Data excerpts:
....
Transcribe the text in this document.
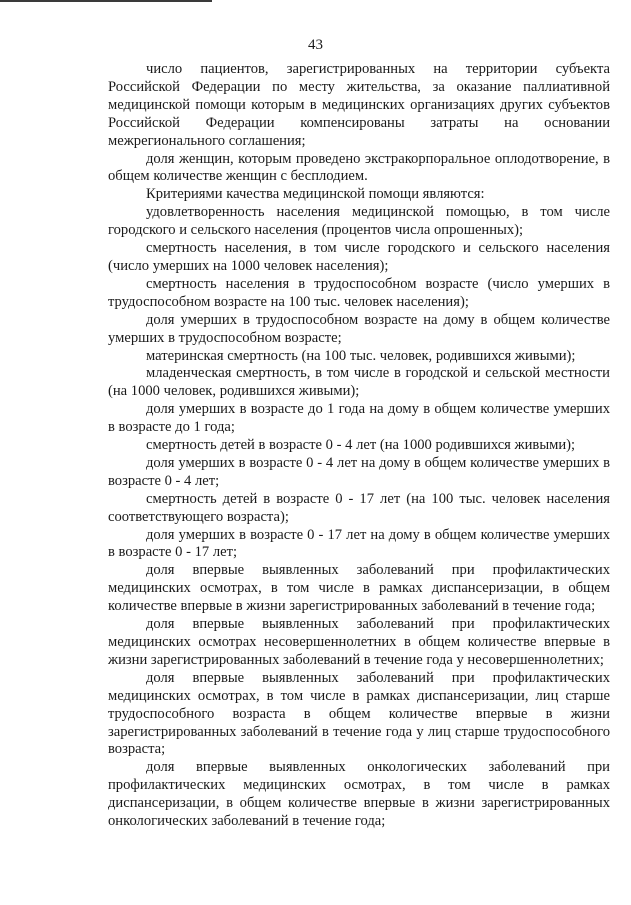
43

число пациентов, зарегистрированных на территории субъекта Российской Федерации по месту жительства, за оказание паллиативной медицинской помощи которым в медицинских организациях других субъектов Российской Федерации компенсированы затраты на основании межрегионального соглашения;

доля женщин, которым проведено экстракорпоральное оплодотворение, в общем количестве женщин с бесплодием.

Критериями качества медицинской помощи являются:

удовлетворенность населения медицинской помощью, в том числе городского и сельского населения (процентов числа опрошенных);

смертность населения, в том числе городского и сельского населения (число умерших на 1000 человек населения);

смертность населения в трудоспособном возрасте (число умерших в трудоспособном возрасте на 100 тыс. человек населения);

доля умерших в трудоспособном возрасте на дому в общем количестве умерших в трудоспособном возрасте;

материнская смертность (на 100 тыс. человек, родившихся живыми);

младенческая смертность, в том числе в городской и сельской местности (на 1000 человек, родившихся живыми);

доля умерших в возрасте до 1 года на дому в общем количестве умерших в возрасте до 1 года;

смертность детей в возрасте 0 - 4 лет (на 1000 родившихся живыми);

доля умерших в возрасте 0 - 4 лет на дому в общем количестве умерших в возрасте 0 - 4 лет;

смертность детей в возрасте 0 - 17 лет (на 100 тыс. человек населения соответствующего возраста);

доля умерших в возрасте 0 - 17 лет на дому в общем количестве умерших в возрасте 0 - 17 лет;

доля впервые выявленных заболеваний при профилактических медицинских осмотрах, в том числе в рамках диспансеризации, в общем количестве впервые в жизни зарегистрированных заболеваний в течение года;

доля впервые выявленных заболеваний при профилактических медицинских осмотрах несовершеннолетних в общем количестве впервые в жизни зарегистрированных заболеваний в течение года у несовершеннолетних;

доля впервые выявленных заболеваний при профилактических медицинских осмотрах, в том числе в рамках диспансеризации, лиц старше трудоспособного возраста в общем количестве впервые в жизни зарегистрированных заболеваний в течение года у лиц старше трудоспособного возраста;

доля впервые выявленных онкологических заболеваний при профилактических медицинских осмотрах, в том числе в рамках диспансеризации, в общем количестве впервые в жизни зарегистрированных онкологических заболеваний в течение года;
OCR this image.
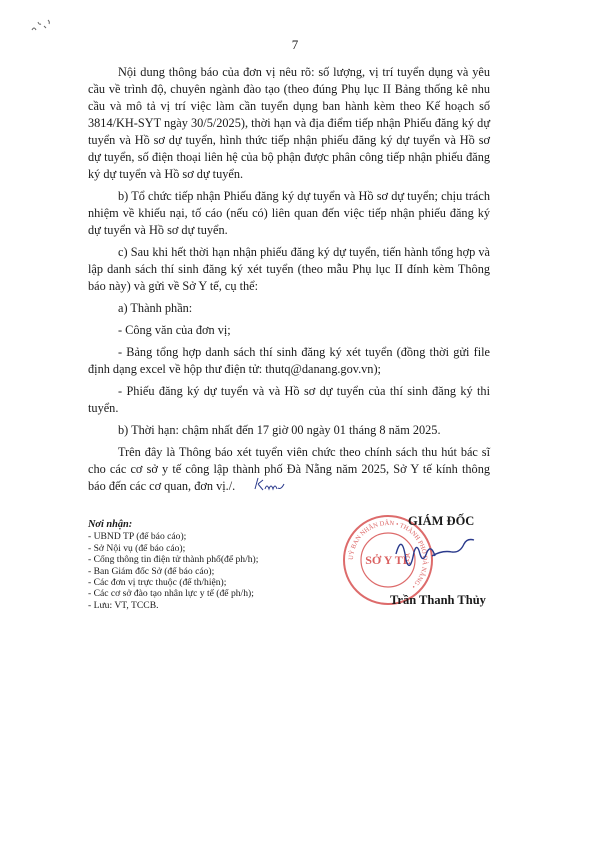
7

Nội dung thông báo của đơn vị nêu rõ: số lượng, vị trí tuyển dụng và yêu cầu về trình độ, chuyên ngành đào tạo (theo đúng Phụ lục II Bảng thống kê nhu cầu và mô tả vị trí việc làm cần tuyển dụng ban hành kèm theo Kế hoạch số 3814/KH-SYT ngày 30/5/2025), thời hạn và địa điểm tiếp nhận Phiếu đăng ký dự tuyển và Hồ sơ dự tuyển, hình thức tiếp nhận phiếu đăng ký dự tuyển và Hồ sơ dự tuyển, số điện thoại liên hệ của bộ phận được phân công tiếp nhận phiếu đăng ký dự tuyển và Hồ sơ dự tuyển.

b) Tổ chức tiếp nhận Phiếu đăng ký dự tuyển và Hồ sơ dự tuyển; chịu trách nhiệm về khiếu nại, tố cáo (nếu có) liên quan đến việc tiếp nhận phiếu đăng ký dự tuyển và Hồ sơ dự tuyển.

c) Sau khi hết thời hạn nhận phiếu đăng ký dự tuyển, tiến hành tổng hợp và lập danh sách thí sinh đăng ký xét tuyển (theo mẫu Phụ lục II đính kèm Thông báo này) và gửi về Sở Y tế, cụ thể:

a) Thành phần:

- Công văn của đơn vị;

- Bảng tổng hợp danh sách thí sinh đăng ký xét tuyển (đồng thời gửi file định dạng excel về hộp thư điện tử: thutq@danang.gov.vn);

- Phiếu đăng ký dự tuyển và và Hồ sơ dự tuyển của thí sinh đăng ký thi tuyển.

b) Thời hạn: chậm nhất đến 17 giờ 00 ngày 01 tháng 8 năm 2025.

Trên đây là Thông báo xét tuyển viên chức theo chính sách thu hút bác sĩ cho các cơ sở y tế công lập thành phố Đà Nẵng năm 2025, Sở Y tế kính thông báo đến các cơ quan, đơn vị./.

Nơi nhận:
- UBND TP (để báo cáo);
- Sở Nội vụ (để báo cáo);
- Cổng thông tin điện tử thành phố(để ph/h);
- Ban Giám đốc Sở (để báo cáo);
- Các đơn vị trực thuộc (để th/hiện);
- Các cơ sở đào tạo nhân lực y tế (để ph/h);
- Lưu: VT, TCCB.
UỶ BAN NHÂN DÂN • THÀNH PHỐ ĐÀ NẴNG •
SỞ Y TẾ
GIÁM ĐỐC
Trần Thanh Thủy
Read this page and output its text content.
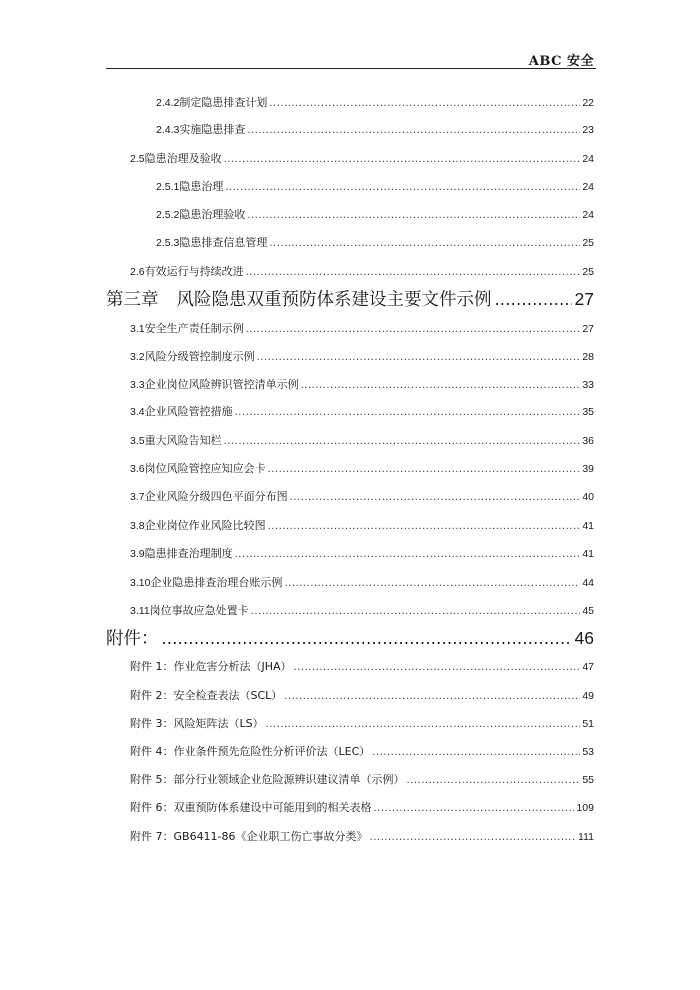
ABC 安全
2.4.2 制定隐患排查计划 .....	22
2.4.3 实施隐患排查 .....	23
2.5 隐患治理及验收 .....	24
2.5.1 隐患治理 .....	24
2.5.2 隐患治理验收 .....	24
2.5.3 隐患排查信息管理 .....	25
2.6 有效运行与持续改进 .....	25
第三章 风险隐患双重预防体系建设主要文件示例 .....	27
3.1 安全生产责任制示例 .....	27
3.2 风险分级管控制度示例 .....	28
3.3 企业岗位风险辨识管控清单示例 .....	33
3.4 企业风险管控措施 .....	35
3.5 重大风险告知栏 .....	36
3.6 岗位风险管控应知应会卡 .....	39
3.7 企业风险分级四色平面分布图 .....	40
3.8 企业岗位作业风险比较图 .....	41
3.9 隐患排查治理制度 .....	41
3.10 企业隐患排查治理台账示例 .....	44
3.11 岗位事故应急处置卡 .....	45
附件： .....	46
附件 1：作业危害分析法（JHA） .....	47
附件 2：安全检查表法（SCL） .....	49
附件 3：风险矩阵法（LS） .....	51
附件 4：作业条件预先危险性分析评价法（LEC） .....	53
附件 5：部分行业领域企业危险源辨识建议清单（示例） .....	55
附件 6：双重预防体系建设中可能用到的相关表格 .....	109
附件 7：GB6411-86《企业职工伤亡事故分类》 .....	111
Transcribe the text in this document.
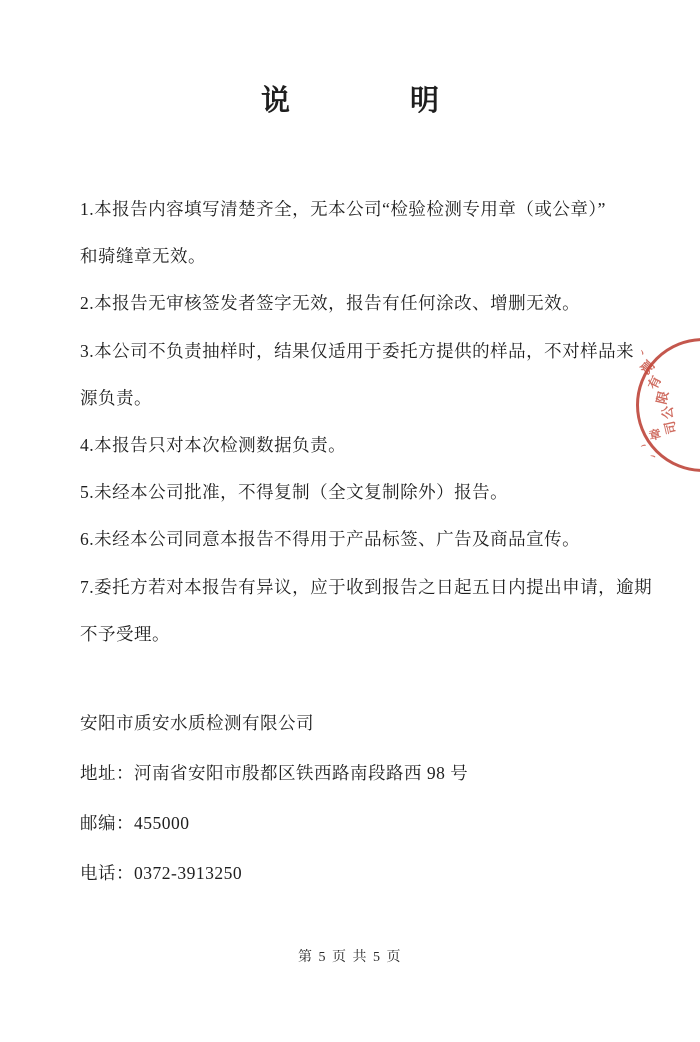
说	明
1.本报告内容填写清楚齐全，无本公司“检验检测专用章（或公章）”
和骑缝章无效。
2.本报告无审核签发者签字无效，报告有任何涂改、增删无效。
3.本公司不负责抽样时，结果仅适用于委托方提供的样品，不对样品来
源负责。
4.本报告只对本次检测数据负责。
5.未经本公司批准，不得复制（全文复制除外）报告。
6.未经本公司同意本报告不得用于产品标签、广告及商品宣传。
7.委托方若对本报告有异议，应于收到报告之日起五日内提出申请，逾期
不予受理。
安阳市质安水质检测有限公司
地址：河南省安阳市殷都区铁西路南段路西 98 号
邮编：455000
电话：0372-3913250
第 5 页 共 5 页
测
有
限
公
司
章
丶
丶
丶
....
• **Directive**:
Take the listing above and print it exactly, apart from the pictures.

• **Solved exercise**:
Transcribe the text in this document.
43

число пациентов, зарегистрированных на территории субъекта Российской Федерации по месту жительства, за оказание паллиативной медицинской помощи которым в медицинских организациях других субъектов Российской Федерации компенсированы затраты на основании межрегионального соглашения;

доля женщин, которым проведено экстракорпоральное оплодотворение, в общем количестве женщин с бесплодием.

Критериями качества медицинской помощи являются:

удовлетворенность населения медицинской помощью, в том числе городского и сельского населения (процентов числа опрошенных);

смертность населения, в том числе городского и сельского населения (число умерших на 1000 человек населения);

смертность населения в трудоспособном возрасте (число умерших в трудоспособном возрасте на 100 тыс. человек населения);

доля умерших в трудоспособном возрасте на дому в общем количестве умерших в трудоспособном возрасте;

материнская смертность (на 100 тыс. человек, родившихся живыми);

младенческая смертность, в том числе в городской и сельской местности (на 1000 человек, родившихся живыми);

доля умерших в возрасте до 1 года на дому в общем количестве умерших в возрасте до 1 года;

смертность детей в возрасте 0 - 4 лет (на 1000 родившихся живыми);

доля умерших в возрасте 0 - 4 лет на дому в общем количестве умерших в возрасте 0 - 4 лет;

смертность детей в возрасте 0 - 17 лет (на 100 тыс. человек населения соответствующего возраста);

доля умерших в возрасте 0 - 17 лет на дому в общем количестве умерших в возрасте 0 - 17 лет;

доля впервые выявленных заболеваний при профилактических медицинских осмотрах, в том числе в рамках диспансеризации, в общем количестве впервые в жизни зарегистрированных заболеваний в течение года;

доля впервые выявленных заболеваний при профилактических медицинских осмотрах несовершеннолетних в общем количестве впервые в жизни зарегистрированных заболеваний в течение года у несовершеннолетних;

доля впервые выявленных заболеваний при профилактических медицинских осмотрах, в том числе в рамках диспансеризации, лиц старше трудоспособного возраста в общем количестве впервые в жизни зарегистрированных заболеваний в течение года у лиц старше трудоспособного возраста;

доля впервые выявленных онкологических заболеваний при профилактических медицинских осмотрах, в том числе в рамках диспансеризации, в общем количестве впервые в жизни зарегистрированных онкологических заболеваний в течение года;
OCR this image.
7

Nội dung thông báo của đơn vị nêu rõ: số lượng, vị trí tuyển dụng và yêu cầu về trình độ, chuyên ngành đào tạo (theo đúng Phụ lục II Bảng thống kê nhu cầu và mô tả vị trí việc làm cần tuyển dụng ban hành kèm theo Kế hoạch số 3814/KH-SYT ngày 30/5/2025), thời hạn và địa điểm tiếp nhận Phiếu đăng ký dự tuyển và Hồ sơ dự tuyển, hình thức tiếp nhận phiếu đăng ký dự tuyển và Hồ sơ dự tuyển, số điện thoại liên hệ của bộ phận được phân công tiếp nhận phiếu đăng ký dự tuyển và Hồ sơ dự tuyển.

b) Tổ chức tiếp nhận Phiếu đăng ký dự tuyển và Hồ sơ dự tuyển; chịu trách nhiệm về khiếu nại, tố cáo (nếu có) liên quan đến việc tiếp nhận phiếu đăng ký dự tuyển và Hồ sơ dự tuyển.

c) Sau khi hết thời hạn nhận phiếu đăng ký dự tuyển, tiến hành tổng hợp và lập danh sách thí sinh đăng ký xét tuyển (theo mẫu Phụ lục II đính kèm Thông báo này) và gửi về Sở Y tế, cụ thể:

a) Thành phần:

- Công văn của đơn vị;

- Bảng tổng hợp danh sách thí sinh đăng ký xét tuyển (đồng thời gửi file định dạng excel về hộp thư điện tử: thutq@danang.gov.vn);

- Phiếu đăng ký dự tuyển và và Hồ sơ dự tuyển của thí sinh đăng ký thi tuyển.

b) Thời hạn: chậm nhất đến 17 giờ 00 ngày 01 tháng 8 năm 2025.

Trên đây là Thông báo xét tuyển viên chức theo chính sách thu hút bác sĩ cho các cơ sở y tế công lập thành phố Đà Nẵng năm 2025, Sở Y tế kính thông báo đến các cơ quan, đơn vị./.

Nơi nhận:
- UBND TP (để báo cáo);
- Sở Nội vụ (để báo cáo);
- Cổng thông tin điện tử thành phố(để ph/h);
- Ban Giám đốc Sở (để báo cáo);
- Các đơn vị trực thuộc (để th/hiện);
- Các cơ sở đào tạo nhân lực y tế (để ph/h);
- Lưu: VT, TCCB.
UỶ BAN NHÂN DÂN • THÀNH PHỐ ĐÀ NẴNG •
SỞ Y TẾ
GIÁM ĐỐC
Trần Thanh Thủy
Read this page and output its text content.
ABC 安全
2.4.2 制定隐患排查计划 .....	22
2.4.3 实施隐患排查 .....	23
2.5 隐患治理及验收 .....	24
2.5.1 隐患治理 .....	24
2.5.2 隐患治理验收 .....	24
2.5.3 隐患排查信息管理 .....	25
2.6 有效运行与持续改进 .....	25
第三章 风险隐患双重预防体系建设主要文件示例 .....	27
3.1 安全生产责任制示例 .....	27
3.2 风险分级管控制度示例 .....	28
3.3 企业岗位风险辨识管控清单示例 .....	33
3.4 企业风险管控措施 .....	35
3.5 重大风险告知栏 .....	36
3.6 岗位风险管控应知应会卡 .....	39
3.7 企业风险分级四色平面分布图 .....	40
3.8 企业岗位作业风险比较图 .....	41
3.9 隐患排查治理制度 .....	41
3.10 企业隐患排查治理台账示例 .....	44
3.11 岗位事故应急处置卡 .....	45
附件： .....	46
附件 1：作业危害分析法（JHA） .....	47
附件 2：安全检查表法（SCL） .....	49
附件 3：风险矩阵法（LS） .....	51
附件 4：作业条件预先危险性分析评价法（LEC） .....	53
附件 5：部分行业领域企业危险源辨识建议清单（示例） .....	55
附件 6：双重预防体系建设中可能用到的相关表格 .....	109
附件 7：GB6411-86《企业职工伤亡事故分类》 .....	111
Transcribe the text in this document.
说	明
1.本报告内容填写清楚齐全，无本公司“检验检测专用章（或公章）”
和骑缝章无效。
2.本报告无审核签发者签字无效，报告有任何涂改、增删无效。
3.本公司不负责抽样时，结果仅适用于委托方提供的样品，不对样品来
源负责。
4.本报告只对本次检测数据负责。
5.未经本公司批准，不得复制（全文复制除外）报告。
6.未经本公司同意本报告不得用于产品标签、广告及商品宣传。
7.委托方若对本报告有异议，应于收到报告之日起五日内提出申请，逾期
不予受理。
安阳市质安水质检测有限公司
地址：河南省安阳市殷都区铁西路南段路西 98 号
邮编：455000
电话：0372-3913250
第 5 页 共 5 页
测
有
限
公
司
章
丶
丶
丶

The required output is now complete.